Recorded data
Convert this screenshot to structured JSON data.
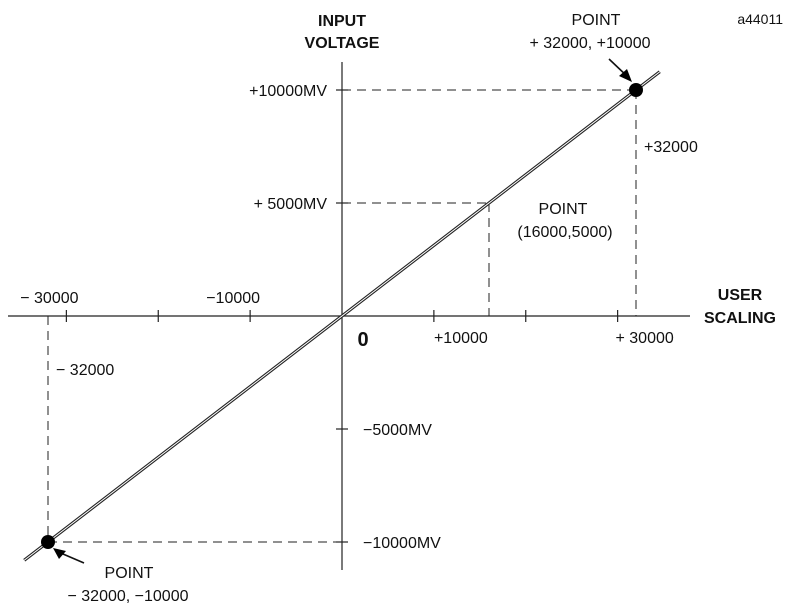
{
  "figure_id": "a44011",
  "chart_data": {
    "type": "line",
    "xlabel": [
      "USER",
      "SCALING"
    ],
    "ylabel": [
      "INPUT",
      "VOLTAGE"
    ],
    "xlim": [
      -35000,
      35000
    ],
    "ylim": [
      -10500,
      11500
    ],
    "series": [
      {
        "x": [
          -32000,
          32000
        ],
        "y": [
          -10000,
          10000
        ]
      }
    ],
    "x_ticks": [
      {
        "value": -30000,
        "label": "− 30000"
      },
      {
        "value": -20000,
        "label": ""
      },
      {
        "value": -10000,
        "label": "−10000"
      },
      {
        "value": 10000,
        "label": "+10000"
      },
      {
        "value": 20000,
        "label": ""
      },
      {
        "value": 30000,
        "label": "+ 30000"
      }
    ],
    "y_ticks": [
      {
        "value": 10000,
        "label": "+10000MV"
      },
      {
        "value": 5000,
        "label": "+ 5000MV"
      },
      {
        "value": -5000,
        "label": "−5000MV"
      },
      {
        "value": -10000,
        "label": "−10000MV"
      }
    ],
    "origin_label": "0",
    "points": [
      {
        "x": 32000,
        "y": 10000,
        "marker": true,
        "label": [
          "POINT",
          "+ 32000,  +10000"
        ]
      },
      {
        "x": 16000,
        "y": 5000,
        "marker": false,
        "label": [
          "POINT",
          "(16000,5000)"
        ]
      },
      {
        "x": -32000,
        "y": -10000,
        "marker": true,
        "label": [
          "POINT",
          "− 32000,  −10000"
        ]
      }
    ],
    "dimension_labels": [
      {
        "label": "+32000"
      },
      {
        "label": "− 32000"
      }
    ],
    "grid": false,
    "legend": "none"
  }
}
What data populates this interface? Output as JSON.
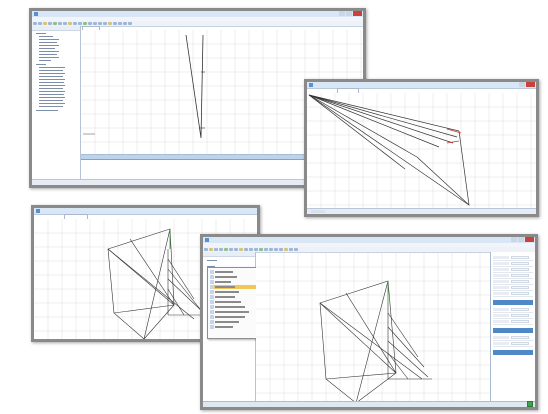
{
  "colors": {
    "frame_border": "#8a8a8a",
    "title_bar": "#d9e6f5",
    "grid_line": "#d7d7d7",
    "plot_line": "#333333",
    "highlight_line": "#cc3333",
    "menu_highlight": "#f3c656",
    "info_panel": "#bcd3ec",
    "tray_icon": "#3fa34d"
  },
  "screenshots": [
    {
      "id": "main-view",
      "has_tree": true,
      "has_info_panel": true
    },
    {
      "id": "radial-view",
      "has_tree": false
    },
    {
      "id": "network-view",
      "has_tree": false
    },
    {
      "id": "context-menu-view",
      "has_tree": true,
      "has_context_menu": true,
      "has_property_grid": true
    }
  ],
  "icons": {
    "app": "app-icon",
    "close": "close-icon",
    "tray": "tray-app-icon"
  }
}
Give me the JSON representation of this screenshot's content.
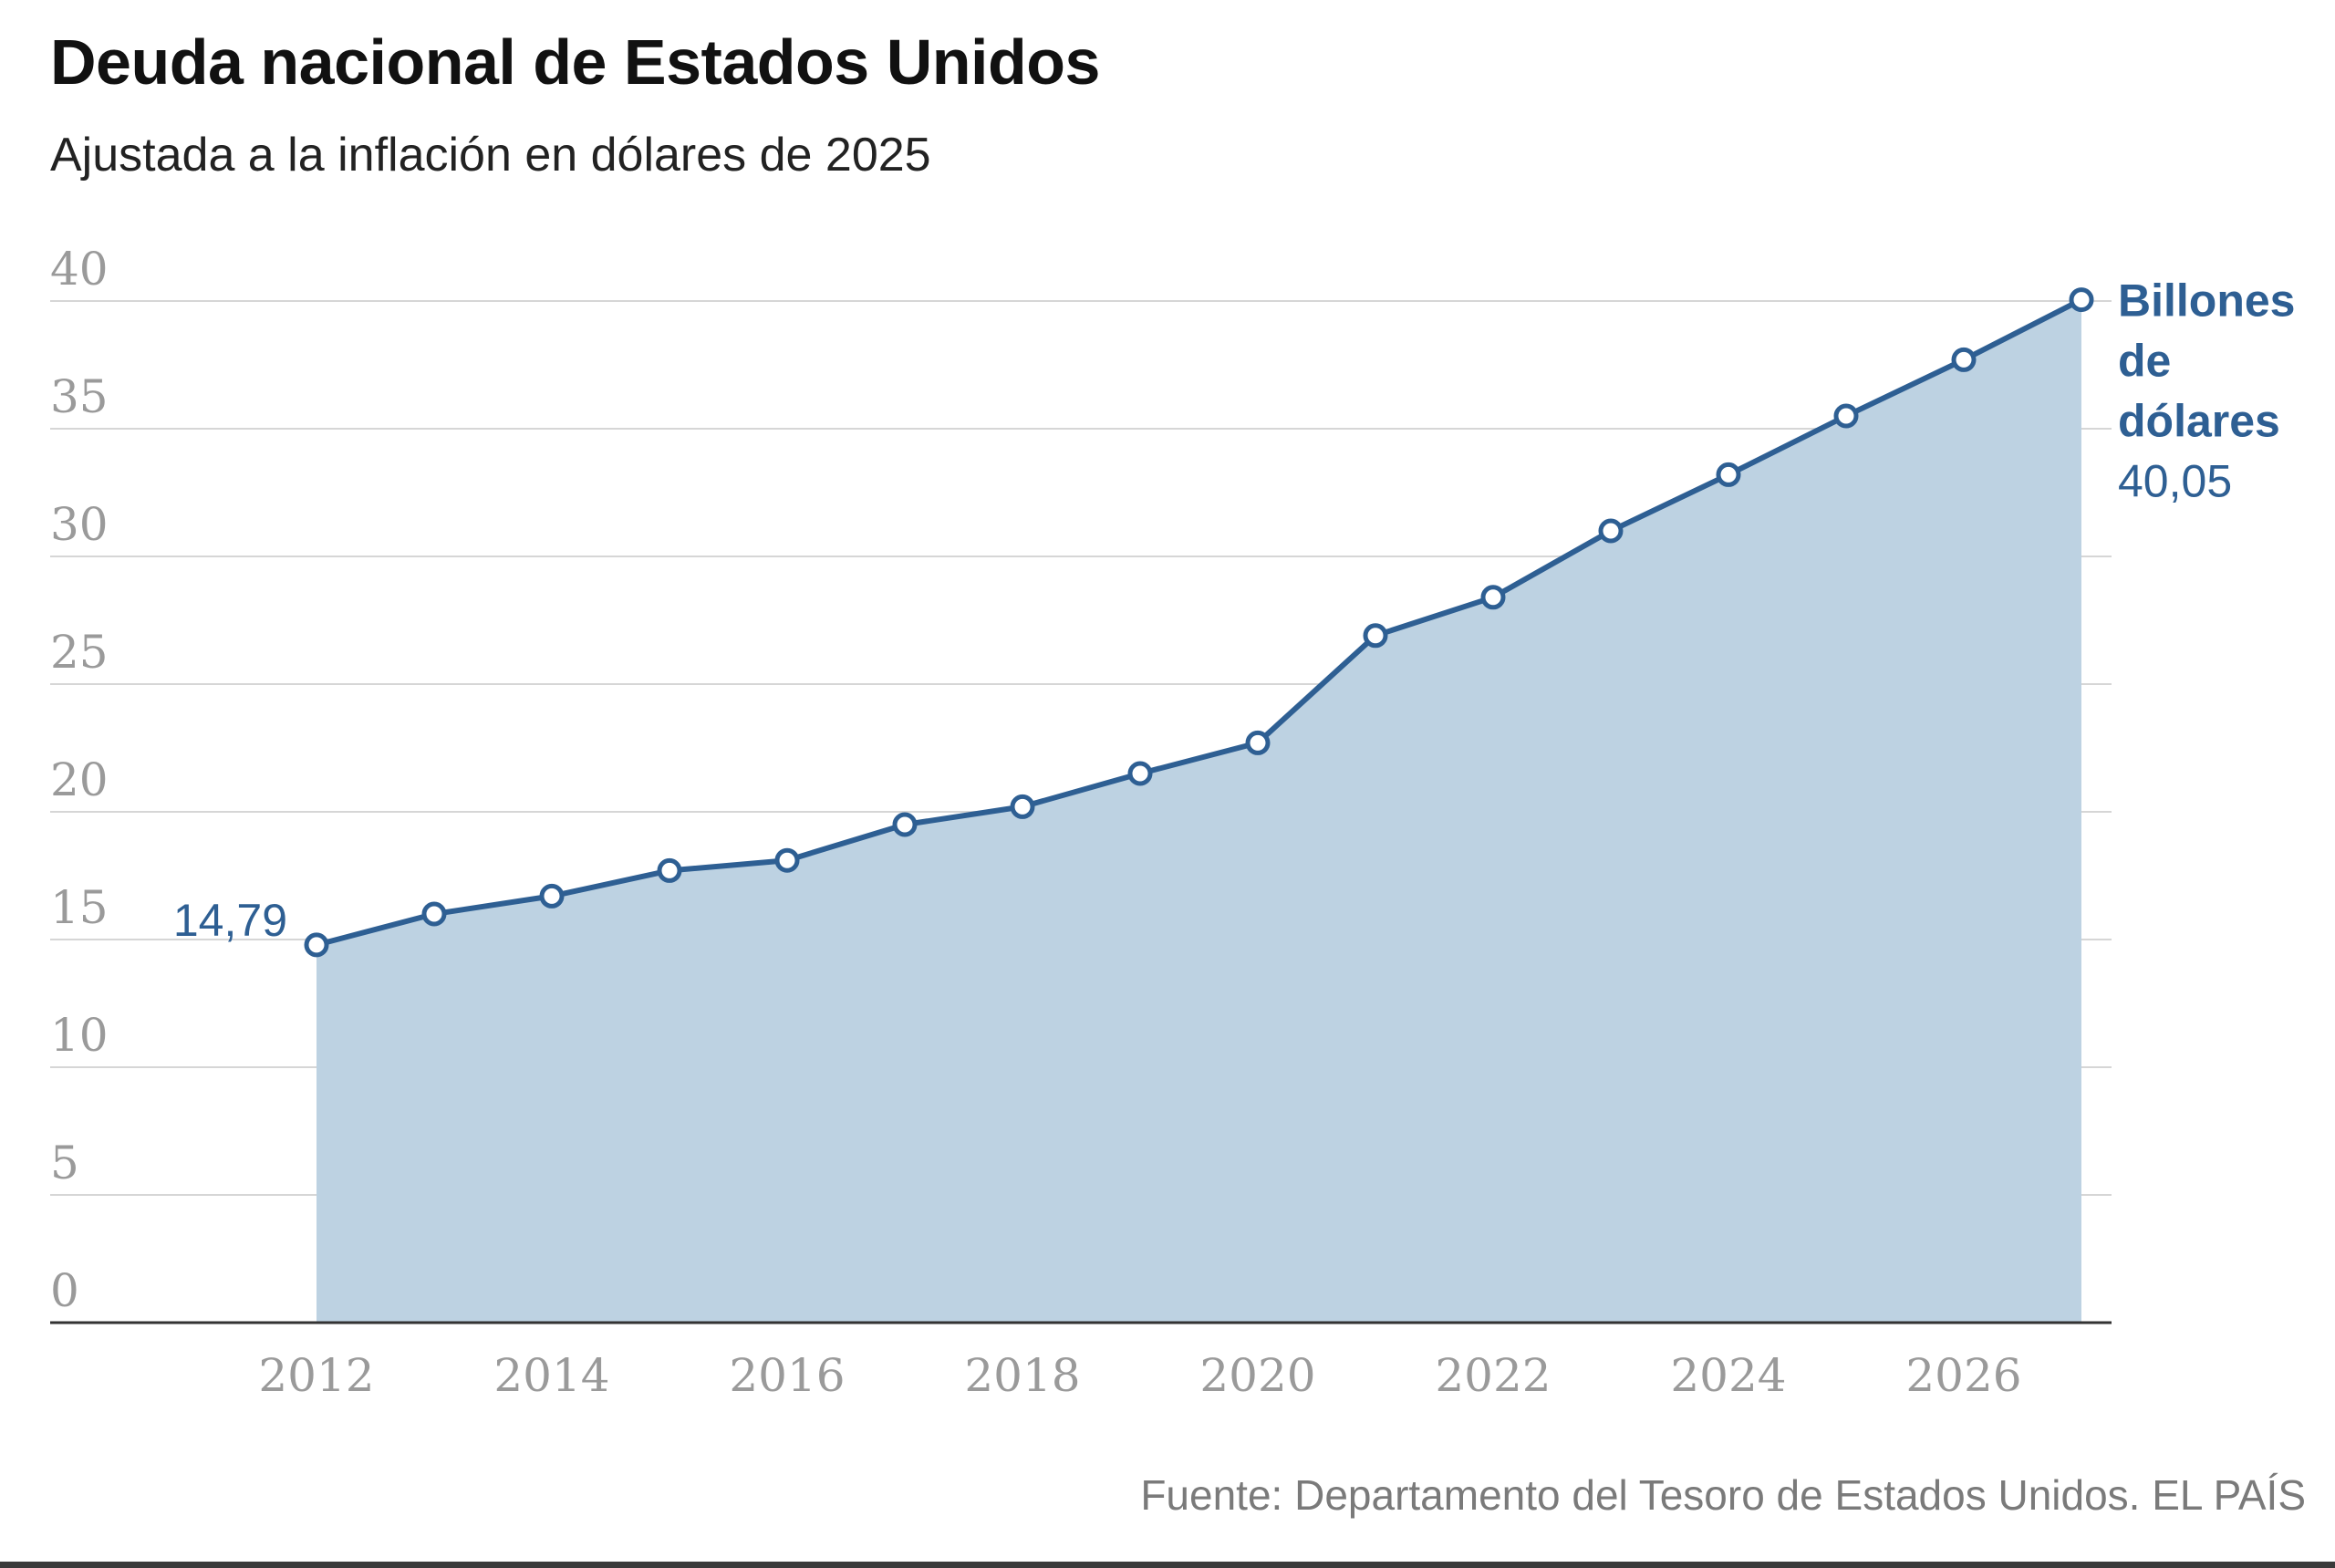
{
  "title": "Deuda nacional de Estados Unidos",
  "subtitle": "Ajustada a la inflación en dólares de 2025",
  "source": "Fuente: Departamento del Tesoro de Estados Unidos. EL PAÍS",
  "colors": {
    "line": "#2e5f93",
    "area": "#bdd2e2",
    "grid": "#d6d6d6",
    "axis": "#333333",
    "tick_text": "#9a9a9a",
    "label": "#2e5f93"
  },
  "chart_data": {
    "type": "area",
    "title": "Deuda nacional de Estados Unidos",
    "subtitle": "Ajustada a la inflación en dólares de 2025",
    "ylim": [
      0,
      40
    ],
    "y_ticks": [
      "0",
      "5",
      "10",
      "15",
      "20",
      "25",
      "30",
      "35",
      "40"
    ],
    "x_tick_labels": [
      "2012",
      "2014",
      "2016",
      "2018",
      "2020",
      "2022",
      "2024",
      "2026"
    ],
    "xlim": [
      2011,
      2028.5
    ],
    "grid": true,
    "series": [
      {
        "name": "Billones de dólares",
        "x": [
          2012,
          2013,
          2014,
          2015,
          2016,
          2017,
          2018,
          2019,
          2020,
          2021,
          2022,
          2023,
          2024,
          2025,
          2026,
          2027
        ],
        "values": [
          14.79,
          16.0,
          16.7,
          17.7,
          18.1,
          19.5,
          20.2,
          21.5,
          22.7,
          26.9,
          28.4,
          31.0,
          33.2,
          35.5,
          37.7,
          40.05
        ]
      }
    ],
    "start_label": "14,79",
    "end_label_lines": [
      "Billones",
      "de",
      "dólares"
    ],
    "end_value_label": "40,05"
  }
}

- **Problem statement**
Every record above must be given again exactly; drop the pictures.

- **Solution**
Convert this screenshot to structured JSON data.
{
  "figure_id": "a44011",
  "chart_data": {
    "type": "line",
    "xlabel": [
      "USER",
      "SCALING"
    ],
    "ylabel": [
      "INPUT",
      "VOLTAGE"
    ],
    "xlim": [
      -35000,
      35000
    ],
    "ylim": [
      -10500,
      11500
    ],
    "series": [
      {
        "x": [
          -32000,
          32000
        ],
        "y": [
          -10000,
          10000
        ]
      }
    ],
    "x_ticks": [
      {
        "value": -30000,
        "label": "− 30000"
      },
      {
        "value": -20000,
        "label": ""
      },
      {
        "value": -10000,
        "label": "−10000"
      },
      {
        "value": 10000,
        "label": "+10000"
      },
      {
        "value": 20000,
        "label": ""
      },
      {
        "value": 30000,
        "label": "+ 30000"
      }
    ],
    "y_ticks": [
      {
        "value": 10000,
        "label": "+10000MV"
      },
      {
        "value": 5000,
        "label": "+ 5000MV"
      },
      {
        "value": -5000,
        "label": "−5000MV"
      },
      {
        "value": -10000,
        "label": "−10000MV"
      }
    ],
    "origin_label": "0",
    "points": [
      {
        "x": 32000,
        "y": 10000,
        "marker": true,
        "label": [
          "POINT",
          "+ 32000,  +10000"
        ]
      },
      {
        "x": 16000,
        "y": 5000,
        "marker": false,
        "label": [
          "POINT",
          "(16000,5000)"
        ]
      },
      {
        "x": -32000,
        "y": -10000,
        "marker": true,
        "label": [
          "POINT",
          "− 32000,  −10000"
        ]
      }
    ],
    "dimension_labels": [
      {
        "label": "+32000"
      },
      {
        "label": "− 32000"
      }
    ],
    "grid": false,
    "legend": "none"
  }
}
What data populates this interface? Output as JSON.
{
  "colors": {
    "frame_border": "#8a8a8a",
    "title_bar": "#d9e6f5",
    "grid_line": "#d7d7d7",
    "plot_line": "#333333",
    "highlight_line": "#cc3333",
    "menu_highlight": "#f3c656",
    "info_panel": "#bcd3ec",
    "tray_icon": "#3fa34d"
  },
  "screenshots": [
    {
      "id": "main-view",
      "has_tree": true,
      "has_info_panel": true
    },
    {
      "id": "radial-view",
      "has_tree": false
    },
    {
      "id": "network-view",
      "has_tree": false
    },
    {
      "id": "context-menu-view",
      "has_tree": true,
      "has_context_menu": true,
      "has_property_grid": true
    }
  ],
  "icons": {
    "app": "app-icon",
    "close": "close-icon",
    "tray": "tray-app-icon"
  }
}
Give me the JSON representation of this screenshot's content.
{
  "title": "Deuda nacional de Estados Unidos",
  "subtitle": "Ajustada a la inflación en dólares de 2025",
  "source": "Fuente: Departamento del Tesoro de Estados Unidos. EL PAÍS",
  "colors": {
    "line": "#2e5f93",
    "area": "#bdd2e2",
    "grid": "#d6d6d6",
    "axis": "#333333",
    "tick_text": "#9a9a9a",
    "label": "#2e5f93"
  },
  "chart_data": {
    "type": "area",
    "title": "Deuda nacional de Estados Unidos",
    "subtitle": "Ajustada a la inflación en dólares de 2025",
    "ylim": [
      0,
      40
    ],
    "y_ticks": [
      "0",
      "5",
      "10",
      "15",
      "20",
      "25",
      "30",
      "35",
      "40"
    ],
    "x_tick_labels": [
      "2012",
      "2014",
      "2016",
      "2018",
      "2020",
      "2022",
      "2024",
      "2026"
    ],
    "xlim": [
      2011,
      2028.5
    ],
    "grid": true,
    "series": [
      {
        "name": "Billones de dólares",
        "x": [
          2012,
          2013,
          2014,
          2015,
          2016,
          2017,
          2018,
          2019,
          2020,
          2021,
          2022,
          2023,
          2024,
          2025,
          2026,
          2027
        ],
        "values": [
          14.79,
          16.0,
          16.7,
          17.7,
          18.1,
          19.5,
          20.2,
          21.5,
          22.7,
          26.9,
          28.4,
          31.0,
          33.2,
          35.5,
          37.7,
          40.05
        ]
      }
    ],
    "start_label": "14,79",
    "end_label_lines": [
      "Billones",
      "de",
      "dólares"
    ],
    "end_value_label": "40,05"
  }
}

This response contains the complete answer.